◆ **GOAL OF THE EXERCISE**: In the data below, find every line that has the string "What", and copy it.

(Stored data)
***

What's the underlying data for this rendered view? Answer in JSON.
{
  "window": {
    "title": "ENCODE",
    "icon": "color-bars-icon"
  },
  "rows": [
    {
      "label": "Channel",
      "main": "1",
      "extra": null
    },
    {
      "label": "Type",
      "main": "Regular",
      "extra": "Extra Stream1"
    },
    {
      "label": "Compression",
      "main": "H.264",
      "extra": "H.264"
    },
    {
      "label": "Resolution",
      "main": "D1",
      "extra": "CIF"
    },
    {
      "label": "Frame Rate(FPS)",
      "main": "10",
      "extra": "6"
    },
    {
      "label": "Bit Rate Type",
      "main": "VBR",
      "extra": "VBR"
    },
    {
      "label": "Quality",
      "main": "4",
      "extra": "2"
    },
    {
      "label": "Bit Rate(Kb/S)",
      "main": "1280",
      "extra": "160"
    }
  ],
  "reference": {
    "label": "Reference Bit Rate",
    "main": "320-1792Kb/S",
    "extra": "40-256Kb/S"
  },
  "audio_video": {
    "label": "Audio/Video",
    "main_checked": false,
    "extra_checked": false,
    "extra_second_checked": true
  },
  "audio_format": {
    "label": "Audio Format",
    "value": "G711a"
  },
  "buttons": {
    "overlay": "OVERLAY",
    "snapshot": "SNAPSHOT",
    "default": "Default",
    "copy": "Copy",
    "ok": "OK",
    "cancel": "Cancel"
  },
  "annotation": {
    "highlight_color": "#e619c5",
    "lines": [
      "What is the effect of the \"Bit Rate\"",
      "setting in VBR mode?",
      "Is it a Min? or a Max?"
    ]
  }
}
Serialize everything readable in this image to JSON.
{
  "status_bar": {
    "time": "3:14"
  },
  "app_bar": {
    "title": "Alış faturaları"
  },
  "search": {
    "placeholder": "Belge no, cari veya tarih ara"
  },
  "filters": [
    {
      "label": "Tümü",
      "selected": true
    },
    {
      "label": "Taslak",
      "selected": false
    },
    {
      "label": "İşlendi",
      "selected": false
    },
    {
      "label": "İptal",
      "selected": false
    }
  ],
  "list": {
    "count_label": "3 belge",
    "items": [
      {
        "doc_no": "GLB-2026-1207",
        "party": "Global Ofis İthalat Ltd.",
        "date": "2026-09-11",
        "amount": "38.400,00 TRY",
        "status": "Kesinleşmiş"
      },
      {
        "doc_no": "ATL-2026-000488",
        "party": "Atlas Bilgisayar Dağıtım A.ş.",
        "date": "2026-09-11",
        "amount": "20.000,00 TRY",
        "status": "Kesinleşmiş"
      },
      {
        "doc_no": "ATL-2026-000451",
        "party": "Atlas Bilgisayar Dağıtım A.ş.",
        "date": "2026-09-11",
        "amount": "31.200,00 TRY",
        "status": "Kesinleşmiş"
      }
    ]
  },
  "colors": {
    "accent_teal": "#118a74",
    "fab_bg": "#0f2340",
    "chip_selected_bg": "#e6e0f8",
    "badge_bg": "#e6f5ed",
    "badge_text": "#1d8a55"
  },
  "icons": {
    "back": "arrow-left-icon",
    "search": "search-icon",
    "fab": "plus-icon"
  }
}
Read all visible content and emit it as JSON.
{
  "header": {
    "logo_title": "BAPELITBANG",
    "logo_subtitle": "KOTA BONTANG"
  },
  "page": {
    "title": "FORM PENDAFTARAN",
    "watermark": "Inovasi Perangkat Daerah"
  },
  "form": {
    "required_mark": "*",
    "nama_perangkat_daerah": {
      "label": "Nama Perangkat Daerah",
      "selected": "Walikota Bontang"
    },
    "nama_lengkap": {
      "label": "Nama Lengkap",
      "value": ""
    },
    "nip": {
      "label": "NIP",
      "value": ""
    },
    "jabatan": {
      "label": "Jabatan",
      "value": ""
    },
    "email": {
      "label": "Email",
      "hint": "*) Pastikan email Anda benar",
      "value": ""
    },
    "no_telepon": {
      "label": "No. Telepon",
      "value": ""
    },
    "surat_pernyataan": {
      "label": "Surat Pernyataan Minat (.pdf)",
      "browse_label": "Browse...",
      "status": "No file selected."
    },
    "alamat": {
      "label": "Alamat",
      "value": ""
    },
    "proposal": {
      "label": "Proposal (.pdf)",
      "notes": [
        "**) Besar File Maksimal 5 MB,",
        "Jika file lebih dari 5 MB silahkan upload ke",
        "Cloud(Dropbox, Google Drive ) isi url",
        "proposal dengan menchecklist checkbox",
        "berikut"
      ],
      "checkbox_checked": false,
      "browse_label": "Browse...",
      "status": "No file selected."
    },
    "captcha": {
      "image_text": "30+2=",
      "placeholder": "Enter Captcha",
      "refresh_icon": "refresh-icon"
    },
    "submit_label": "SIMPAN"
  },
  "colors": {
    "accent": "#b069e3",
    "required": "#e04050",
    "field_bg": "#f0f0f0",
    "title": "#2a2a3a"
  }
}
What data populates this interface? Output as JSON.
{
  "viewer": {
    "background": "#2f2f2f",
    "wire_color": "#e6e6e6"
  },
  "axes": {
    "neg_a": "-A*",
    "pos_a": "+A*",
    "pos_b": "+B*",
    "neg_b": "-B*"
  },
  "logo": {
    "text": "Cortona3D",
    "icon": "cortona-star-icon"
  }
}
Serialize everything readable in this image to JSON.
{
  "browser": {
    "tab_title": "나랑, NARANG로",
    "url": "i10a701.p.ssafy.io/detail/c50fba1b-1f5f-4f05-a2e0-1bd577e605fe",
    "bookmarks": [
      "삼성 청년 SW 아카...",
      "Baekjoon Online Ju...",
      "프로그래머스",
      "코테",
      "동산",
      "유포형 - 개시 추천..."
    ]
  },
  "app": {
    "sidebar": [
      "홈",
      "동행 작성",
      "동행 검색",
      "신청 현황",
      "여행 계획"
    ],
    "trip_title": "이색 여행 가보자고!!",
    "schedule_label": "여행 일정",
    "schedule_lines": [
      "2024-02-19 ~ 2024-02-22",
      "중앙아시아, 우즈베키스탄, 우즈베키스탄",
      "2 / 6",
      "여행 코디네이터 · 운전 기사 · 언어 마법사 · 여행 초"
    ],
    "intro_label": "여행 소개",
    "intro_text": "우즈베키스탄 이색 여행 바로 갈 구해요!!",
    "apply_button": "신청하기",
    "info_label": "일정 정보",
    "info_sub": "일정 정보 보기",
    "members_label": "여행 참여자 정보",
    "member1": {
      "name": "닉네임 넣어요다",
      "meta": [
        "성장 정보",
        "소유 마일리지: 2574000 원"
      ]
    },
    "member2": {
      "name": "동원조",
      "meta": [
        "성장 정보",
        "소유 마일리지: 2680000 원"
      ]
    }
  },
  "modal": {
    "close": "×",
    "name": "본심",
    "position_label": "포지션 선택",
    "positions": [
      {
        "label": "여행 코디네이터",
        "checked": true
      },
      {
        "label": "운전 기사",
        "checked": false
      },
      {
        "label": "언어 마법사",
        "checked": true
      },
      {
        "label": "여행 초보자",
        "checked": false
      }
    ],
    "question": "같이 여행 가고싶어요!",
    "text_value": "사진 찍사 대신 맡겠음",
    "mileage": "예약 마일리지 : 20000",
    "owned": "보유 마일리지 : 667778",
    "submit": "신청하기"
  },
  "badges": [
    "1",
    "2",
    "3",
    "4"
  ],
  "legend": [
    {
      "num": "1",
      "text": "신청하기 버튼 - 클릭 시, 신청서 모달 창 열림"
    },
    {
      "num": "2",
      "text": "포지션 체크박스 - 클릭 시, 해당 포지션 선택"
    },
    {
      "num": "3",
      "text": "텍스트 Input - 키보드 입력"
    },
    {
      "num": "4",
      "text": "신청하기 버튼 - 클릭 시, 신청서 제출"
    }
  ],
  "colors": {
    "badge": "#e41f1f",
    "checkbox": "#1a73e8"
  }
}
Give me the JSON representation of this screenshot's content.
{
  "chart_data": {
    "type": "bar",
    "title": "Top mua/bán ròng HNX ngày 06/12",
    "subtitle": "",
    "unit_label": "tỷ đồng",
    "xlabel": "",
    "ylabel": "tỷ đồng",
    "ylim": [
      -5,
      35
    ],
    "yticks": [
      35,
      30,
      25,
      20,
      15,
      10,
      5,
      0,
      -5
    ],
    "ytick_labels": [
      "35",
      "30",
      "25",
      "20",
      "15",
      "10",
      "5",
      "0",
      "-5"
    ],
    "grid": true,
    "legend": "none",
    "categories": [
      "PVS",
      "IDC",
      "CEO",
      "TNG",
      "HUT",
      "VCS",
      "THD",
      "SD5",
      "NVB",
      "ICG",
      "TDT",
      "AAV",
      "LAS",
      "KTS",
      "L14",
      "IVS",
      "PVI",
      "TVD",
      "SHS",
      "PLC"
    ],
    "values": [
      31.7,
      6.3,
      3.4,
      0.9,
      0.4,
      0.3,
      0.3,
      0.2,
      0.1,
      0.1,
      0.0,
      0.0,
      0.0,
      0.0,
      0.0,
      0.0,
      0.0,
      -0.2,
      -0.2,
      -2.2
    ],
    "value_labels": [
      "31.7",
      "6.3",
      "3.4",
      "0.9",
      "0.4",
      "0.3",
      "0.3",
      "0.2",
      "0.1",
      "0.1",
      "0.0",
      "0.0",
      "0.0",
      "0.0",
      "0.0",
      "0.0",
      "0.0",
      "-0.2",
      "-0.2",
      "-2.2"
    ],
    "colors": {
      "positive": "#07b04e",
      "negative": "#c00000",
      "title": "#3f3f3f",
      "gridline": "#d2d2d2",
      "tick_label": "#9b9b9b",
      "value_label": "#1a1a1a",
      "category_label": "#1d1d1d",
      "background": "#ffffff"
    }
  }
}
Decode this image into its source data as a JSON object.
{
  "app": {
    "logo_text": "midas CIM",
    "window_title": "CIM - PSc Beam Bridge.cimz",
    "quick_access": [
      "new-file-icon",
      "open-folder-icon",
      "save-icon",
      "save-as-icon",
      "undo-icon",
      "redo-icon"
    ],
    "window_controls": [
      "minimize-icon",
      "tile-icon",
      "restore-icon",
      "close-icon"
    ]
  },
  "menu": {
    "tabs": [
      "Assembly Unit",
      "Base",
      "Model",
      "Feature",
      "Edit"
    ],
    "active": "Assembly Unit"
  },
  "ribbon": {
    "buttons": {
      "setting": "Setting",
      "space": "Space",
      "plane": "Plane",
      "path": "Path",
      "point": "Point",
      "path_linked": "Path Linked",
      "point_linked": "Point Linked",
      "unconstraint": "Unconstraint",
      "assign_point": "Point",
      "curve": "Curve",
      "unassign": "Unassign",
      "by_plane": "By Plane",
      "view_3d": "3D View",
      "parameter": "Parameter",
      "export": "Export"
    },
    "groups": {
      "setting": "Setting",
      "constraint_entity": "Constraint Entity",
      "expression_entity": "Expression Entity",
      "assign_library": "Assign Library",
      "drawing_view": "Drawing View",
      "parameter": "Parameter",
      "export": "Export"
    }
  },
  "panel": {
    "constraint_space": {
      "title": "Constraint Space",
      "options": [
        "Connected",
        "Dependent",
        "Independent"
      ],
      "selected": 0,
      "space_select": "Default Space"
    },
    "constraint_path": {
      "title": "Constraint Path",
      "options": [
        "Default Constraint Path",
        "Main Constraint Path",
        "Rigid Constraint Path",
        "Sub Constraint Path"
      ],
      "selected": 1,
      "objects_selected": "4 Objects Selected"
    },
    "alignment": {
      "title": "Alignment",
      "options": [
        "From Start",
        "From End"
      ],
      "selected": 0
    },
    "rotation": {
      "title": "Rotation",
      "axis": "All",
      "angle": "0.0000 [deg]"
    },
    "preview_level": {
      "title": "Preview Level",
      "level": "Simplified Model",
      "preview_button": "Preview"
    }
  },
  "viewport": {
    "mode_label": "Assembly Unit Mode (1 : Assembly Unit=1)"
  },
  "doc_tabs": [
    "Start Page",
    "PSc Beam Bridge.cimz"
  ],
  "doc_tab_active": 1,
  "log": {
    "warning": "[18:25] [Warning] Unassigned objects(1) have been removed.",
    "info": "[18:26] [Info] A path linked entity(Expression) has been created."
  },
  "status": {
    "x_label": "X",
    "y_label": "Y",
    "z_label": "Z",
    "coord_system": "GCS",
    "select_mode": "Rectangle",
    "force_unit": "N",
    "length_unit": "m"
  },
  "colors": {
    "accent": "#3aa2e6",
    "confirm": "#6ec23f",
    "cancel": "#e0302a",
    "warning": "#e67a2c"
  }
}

***

◆ **TASK RESPONSE**:
What's the underlying data for this rendered view? Answer in JSON.
      "What is the effect of the \"Bit Rate\"",
What data populates this interface? Output as JSON.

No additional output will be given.